## TASK INPUTS
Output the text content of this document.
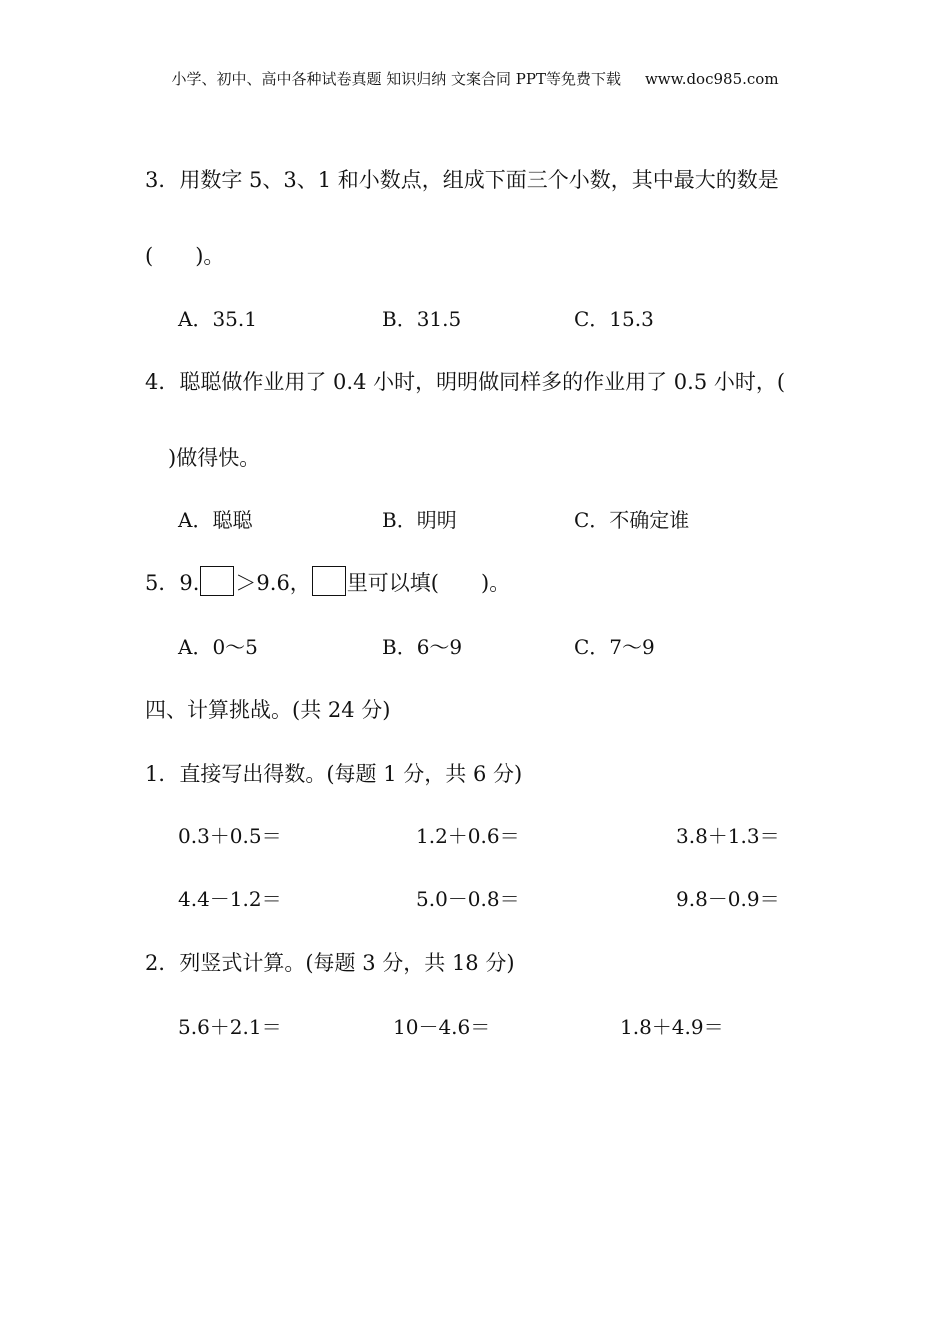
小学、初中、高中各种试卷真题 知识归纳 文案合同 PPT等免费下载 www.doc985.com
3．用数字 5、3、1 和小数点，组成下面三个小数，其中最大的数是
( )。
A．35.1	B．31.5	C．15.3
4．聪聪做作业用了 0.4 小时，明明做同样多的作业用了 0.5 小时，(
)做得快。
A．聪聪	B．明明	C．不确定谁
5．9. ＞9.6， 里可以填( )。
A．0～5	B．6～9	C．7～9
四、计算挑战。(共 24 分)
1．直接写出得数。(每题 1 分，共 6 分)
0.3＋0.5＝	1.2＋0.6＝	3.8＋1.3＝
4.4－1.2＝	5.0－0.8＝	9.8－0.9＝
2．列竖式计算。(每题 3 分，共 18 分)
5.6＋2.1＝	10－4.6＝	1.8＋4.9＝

---

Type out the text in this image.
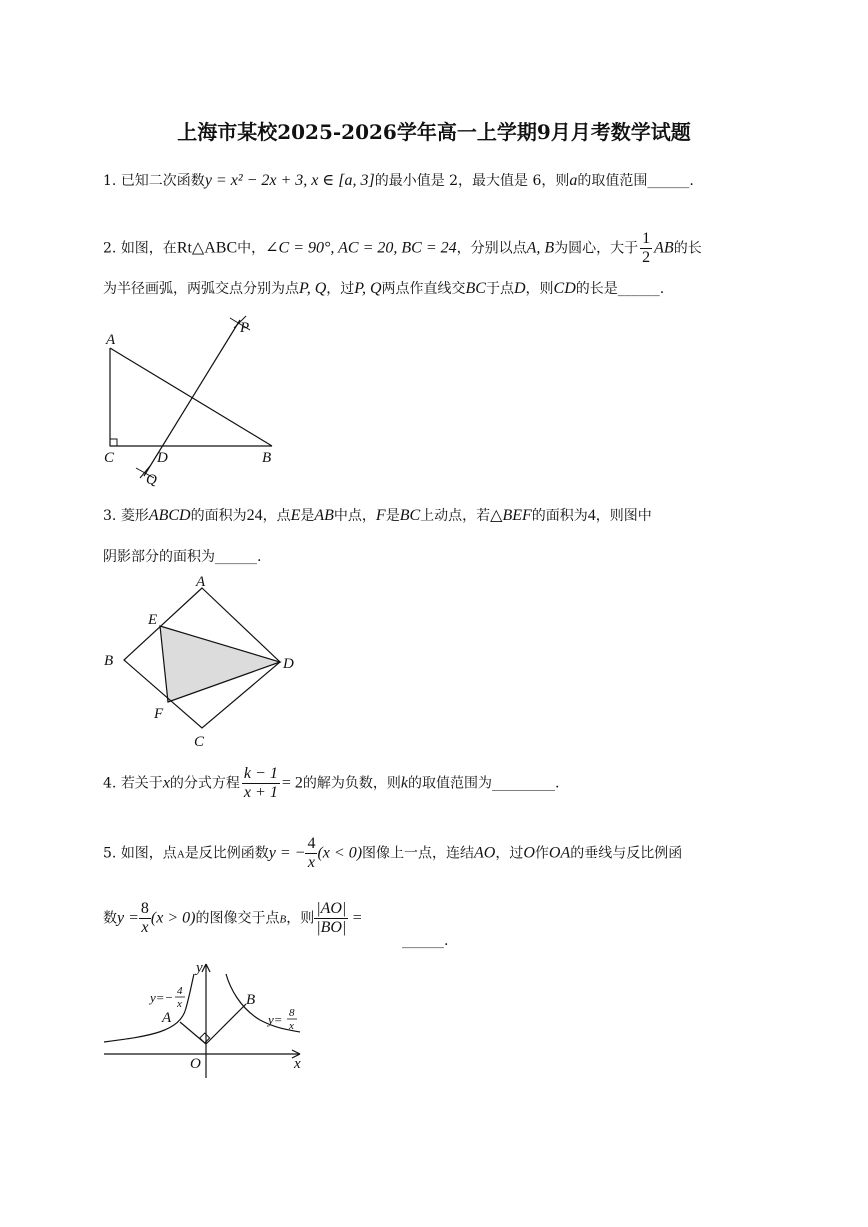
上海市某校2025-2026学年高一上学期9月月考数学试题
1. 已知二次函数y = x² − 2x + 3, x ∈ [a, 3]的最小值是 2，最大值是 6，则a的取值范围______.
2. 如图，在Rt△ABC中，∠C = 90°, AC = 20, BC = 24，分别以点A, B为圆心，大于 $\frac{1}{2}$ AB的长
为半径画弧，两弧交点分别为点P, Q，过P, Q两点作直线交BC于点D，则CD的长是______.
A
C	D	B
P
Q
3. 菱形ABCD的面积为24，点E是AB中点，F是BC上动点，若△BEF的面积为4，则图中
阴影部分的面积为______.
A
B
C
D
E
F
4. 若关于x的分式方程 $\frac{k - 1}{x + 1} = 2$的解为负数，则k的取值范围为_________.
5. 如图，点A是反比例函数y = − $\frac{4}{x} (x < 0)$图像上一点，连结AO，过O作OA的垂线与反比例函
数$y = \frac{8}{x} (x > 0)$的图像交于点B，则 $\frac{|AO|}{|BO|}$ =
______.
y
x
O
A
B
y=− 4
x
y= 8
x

---

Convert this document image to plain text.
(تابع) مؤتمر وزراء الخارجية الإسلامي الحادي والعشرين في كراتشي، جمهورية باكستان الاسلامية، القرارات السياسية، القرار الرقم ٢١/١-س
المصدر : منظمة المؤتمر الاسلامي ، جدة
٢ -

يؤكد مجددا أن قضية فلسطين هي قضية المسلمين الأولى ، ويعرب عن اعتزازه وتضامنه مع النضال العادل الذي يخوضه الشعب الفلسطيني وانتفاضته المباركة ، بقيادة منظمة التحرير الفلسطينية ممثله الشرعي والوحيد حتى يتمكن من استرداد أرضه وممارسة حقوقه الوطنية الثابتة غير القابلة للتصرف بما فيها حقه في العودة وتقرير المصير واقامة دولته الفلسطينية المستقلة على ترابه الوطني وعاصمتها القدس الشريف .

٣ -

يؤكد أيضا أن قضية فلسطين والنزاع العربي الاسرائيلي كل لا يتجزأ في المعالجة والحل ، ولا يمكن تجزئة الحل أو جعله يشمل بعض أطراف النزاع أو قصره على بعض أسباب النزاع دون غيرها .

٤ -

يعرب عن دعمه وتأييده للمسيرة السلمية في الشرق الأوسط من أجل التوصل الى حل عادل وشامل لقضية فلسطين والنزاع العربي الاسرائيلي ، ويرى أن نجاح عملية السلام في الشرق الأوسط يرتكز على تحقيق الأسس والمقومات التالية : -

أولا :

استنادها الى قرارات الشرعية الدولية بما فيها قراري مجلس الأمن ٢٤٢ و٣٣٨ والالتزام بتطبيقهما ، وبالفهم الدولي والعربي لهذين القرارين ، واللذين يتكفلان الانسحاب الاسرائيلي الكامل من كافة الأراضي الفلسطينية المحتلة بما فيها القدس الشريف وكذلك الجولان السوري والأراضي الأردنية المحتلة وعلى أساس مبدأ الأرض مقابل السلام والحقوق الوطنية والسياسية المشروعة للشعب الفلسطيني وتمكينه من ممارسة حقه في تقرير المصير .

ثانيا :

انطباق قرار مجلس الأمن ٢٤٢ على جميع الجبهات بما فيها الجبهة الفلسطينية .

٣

## EXERCISE OBJECTIVE
Pick out each line in the material containing "الفلسطينية".

## RESPONSE TO THE TASK
يؤكد مجددا أن قضية فلسطين هي قضية المسلمين الأولى ، ويعرب عن اعتزازه وتضامنه مع النضال العادل الذي يخوضه الشعب الفلسطيني وانتفاضته المباركة ، بقيادة منظمة التحرير الفلسطينية ممثله الشرعي والوحيد حتى يتمكن من استرداد أرضه وممارسة حقوقه الوطنية الثابتة غير القابلة للتصرف بما فيها حقه في العودة وتقرير المصير واقامة دولته الفلسطينية المستقلة على ترابه الوطني وعاصمتها القدس الشريف .
استنادها الى قرارات الشرعية الدولية بما فيها قراري مجلس الأمن ٢٤٢ و٣٣٨ والالتزام بتطبيقهما ، وبالفهم الدولي والعربي لهذين القرارين ، واللذين يتكفلان الانسحاب الاسرائيلي الكامل من كافة الأراضي الفلسطينية المحتلة بما فيها القدس الشريف وكذلك الجولان السوري والأراضي الأردنية المحتلة وعلى أساس مبدأ الأرض مقابل السلام والحقوق الوطنية والسياسية المشروعة للشعب الفلسطيني وتمكينه من ممارسة حقه في تقرير المصير .
انطباق قرار مجلس الأمن ٢٤٢ على جميع الجبهات بما فيها الجبهة الفلسطينية .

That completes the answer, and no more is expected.